Problem requirements →
Tally the lines that hold the string "services", and reply with the count alone.

★ ★ ★ ★ ★ ★ ★

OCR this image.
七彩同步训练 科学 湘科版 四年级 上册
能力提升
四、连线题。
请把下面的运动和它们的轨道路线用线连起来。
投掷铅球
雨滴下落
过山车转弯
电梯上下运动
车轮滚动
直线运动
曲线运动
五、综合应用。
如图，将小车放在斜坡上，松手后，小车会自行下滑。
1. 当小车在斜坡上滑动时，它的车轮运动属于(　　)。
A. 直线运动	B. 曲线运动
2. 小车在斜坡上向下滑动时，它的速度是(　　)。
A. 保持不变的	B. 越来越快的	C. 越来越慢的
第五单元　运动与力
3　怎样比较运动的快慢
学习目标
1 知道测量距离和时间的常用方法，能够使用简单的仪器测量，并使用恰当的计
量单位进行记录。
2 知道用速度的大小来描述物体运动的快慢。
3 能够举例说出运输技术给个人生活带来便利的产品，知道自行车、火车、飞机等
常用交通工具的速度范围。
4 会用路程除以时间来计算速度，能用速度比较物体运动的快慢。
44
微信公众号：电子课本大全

★ ★ ★ ★ ★ ★ ★

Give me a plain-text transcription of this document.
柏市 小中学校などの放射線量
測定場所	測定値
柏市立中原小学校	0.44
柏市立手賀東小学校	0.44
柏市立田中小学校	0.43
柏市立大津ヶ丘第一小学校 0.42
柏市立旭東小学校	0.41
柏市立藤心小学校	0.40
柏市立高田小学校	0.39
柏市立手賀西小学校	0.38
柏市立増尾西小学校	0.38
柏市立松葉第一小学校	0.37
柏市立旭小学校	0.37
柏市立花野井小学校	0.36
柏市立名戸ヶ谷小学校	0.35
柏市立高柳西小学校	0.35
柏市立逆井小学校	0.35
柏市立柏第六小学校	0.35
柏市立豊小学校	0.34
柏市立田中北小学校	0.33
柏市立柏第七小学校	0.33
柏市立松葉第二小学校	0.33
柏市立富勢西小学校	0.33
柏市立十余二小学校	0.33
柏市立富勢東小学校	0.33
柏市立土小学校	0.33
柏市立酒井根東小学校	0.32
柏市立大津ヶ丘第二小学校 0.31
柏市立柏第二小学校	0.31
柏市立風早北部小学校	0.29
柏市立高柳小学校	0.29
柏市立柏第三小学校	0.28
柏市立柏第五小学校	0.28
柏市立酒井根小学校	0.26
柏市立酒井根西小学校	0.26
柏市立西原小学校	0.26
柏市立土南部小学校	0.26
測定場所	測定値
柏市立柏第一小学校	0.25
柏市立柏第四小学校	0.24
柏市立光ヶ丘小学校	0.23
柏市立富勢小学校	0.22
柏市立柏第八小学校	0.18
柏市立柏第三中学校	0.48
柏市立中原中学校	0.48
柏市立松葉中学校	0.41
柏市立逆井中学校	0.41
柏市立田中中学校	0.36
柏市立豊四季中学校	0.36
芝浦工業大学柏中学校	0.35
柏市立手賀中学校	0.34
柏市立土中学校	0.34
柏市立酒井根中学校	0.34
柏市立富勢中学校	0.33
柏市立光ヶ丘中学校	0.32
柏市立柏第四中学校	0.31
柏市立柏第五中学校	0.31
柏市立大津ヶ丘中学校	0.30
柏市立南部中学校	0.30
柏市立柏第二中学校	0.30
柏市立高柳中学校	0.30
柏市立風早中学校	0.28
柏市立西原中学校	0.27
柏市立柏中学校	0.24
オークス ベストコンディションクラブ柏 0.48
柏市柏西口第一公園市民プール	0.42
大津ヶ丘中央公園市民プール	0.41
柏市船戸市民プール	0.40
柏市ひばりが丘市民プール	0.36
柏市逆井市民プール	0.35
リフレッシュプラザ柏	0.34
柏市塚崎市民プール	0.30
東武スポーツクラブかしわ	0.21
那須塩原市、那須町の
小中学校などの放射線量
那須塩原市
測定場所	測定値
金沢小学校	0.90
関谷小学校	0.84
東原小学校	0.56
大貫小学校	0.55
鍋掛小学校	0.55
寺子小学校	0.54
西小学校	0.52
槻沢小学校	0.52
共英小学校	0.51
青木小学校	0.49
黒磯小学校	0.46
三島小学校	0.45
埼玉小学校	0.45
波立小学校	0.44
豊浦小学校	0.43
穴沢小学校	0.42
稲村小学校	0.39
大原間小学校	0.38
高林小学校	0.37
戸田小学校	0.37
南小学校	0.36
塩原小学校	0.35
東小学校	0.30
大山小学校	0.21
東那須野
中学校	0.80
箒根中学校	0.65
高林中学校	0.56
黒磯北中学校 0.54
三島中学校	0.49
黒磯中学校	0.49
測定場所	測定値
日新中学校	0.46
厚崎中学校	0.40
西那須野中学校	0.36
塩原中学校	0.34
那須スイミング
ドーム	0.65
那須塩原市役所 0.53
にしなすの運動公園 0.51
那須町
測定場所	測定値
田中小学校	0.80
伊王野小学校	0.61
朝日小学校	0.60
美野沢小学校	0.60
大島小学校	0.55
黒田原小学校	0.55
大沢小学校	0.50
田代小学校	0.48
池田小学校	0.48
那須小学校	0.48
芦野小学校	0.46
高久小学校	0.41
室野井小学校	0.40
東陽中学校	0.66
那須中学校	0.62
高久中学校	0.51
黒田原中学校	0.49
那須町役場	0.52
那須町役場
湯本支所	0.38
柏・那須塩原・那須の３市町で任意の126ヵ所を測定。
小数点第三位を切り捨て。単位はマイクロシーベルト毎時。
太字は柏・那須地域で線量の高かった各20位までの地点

★ ★ ★ ★ ★ ★ ★

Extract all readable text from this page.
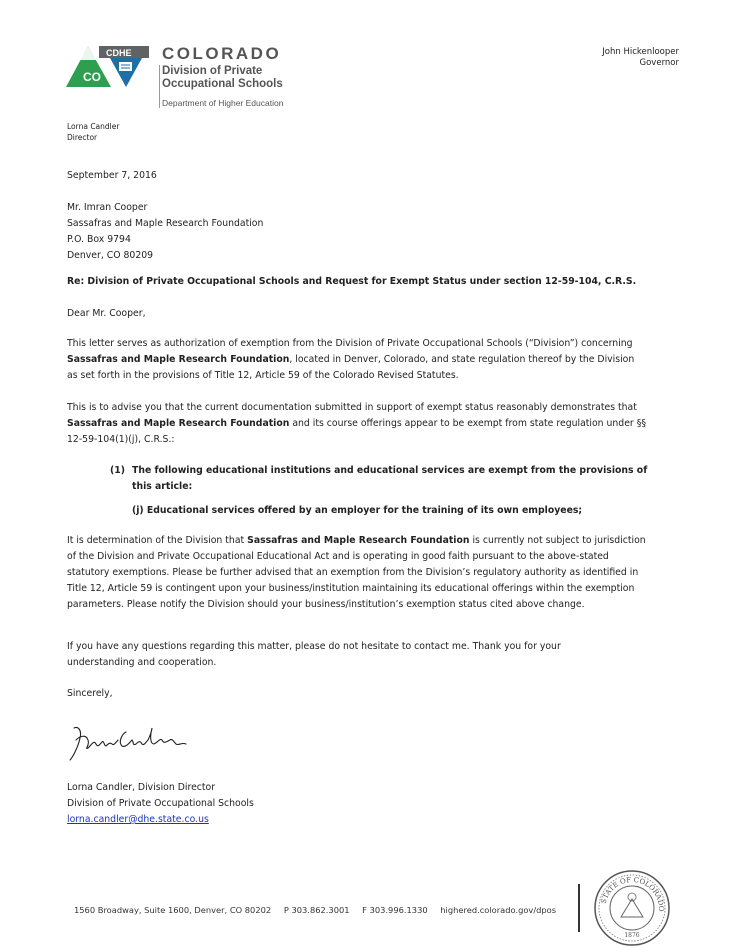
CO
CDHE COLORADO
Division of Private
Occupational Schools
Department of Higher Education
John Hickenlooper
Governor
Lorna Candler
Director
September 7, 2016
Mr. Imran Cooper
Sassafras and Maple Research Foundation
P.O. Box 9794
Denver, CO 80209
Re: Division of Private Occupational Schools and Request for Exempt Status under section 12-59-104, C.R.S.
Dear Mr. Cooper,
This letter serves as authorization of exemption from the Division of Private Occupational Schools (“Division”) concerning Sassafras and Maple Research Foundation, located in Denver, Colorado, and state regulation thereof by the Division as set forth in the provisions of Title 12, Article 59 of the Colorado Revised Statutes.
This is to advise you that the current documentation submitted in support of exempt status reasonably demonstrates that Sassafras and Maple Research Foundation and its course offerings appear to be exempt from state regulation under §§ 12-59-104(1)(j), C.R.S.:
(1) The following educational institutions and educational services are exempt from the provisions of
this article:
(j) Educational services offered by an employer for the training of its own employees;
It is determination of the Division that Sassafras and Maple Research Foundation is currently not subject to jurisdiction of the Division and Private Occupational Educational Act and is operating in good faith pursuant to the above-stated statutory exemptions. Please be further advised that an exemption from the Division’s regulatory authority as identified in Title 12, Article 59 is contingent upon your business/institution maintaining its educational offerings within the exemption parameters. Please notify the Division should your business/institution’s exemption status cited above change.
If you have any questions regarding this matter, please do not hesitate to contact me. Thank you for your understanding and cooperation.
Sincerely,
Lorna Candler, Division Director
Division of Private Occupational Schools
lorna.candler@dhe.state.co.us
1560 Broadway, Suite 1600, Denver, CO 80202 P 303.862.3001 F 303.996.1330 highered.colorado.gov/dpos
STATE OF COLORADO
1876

★ ★ ★ ★ ★ ★ ★

Expected answer →
2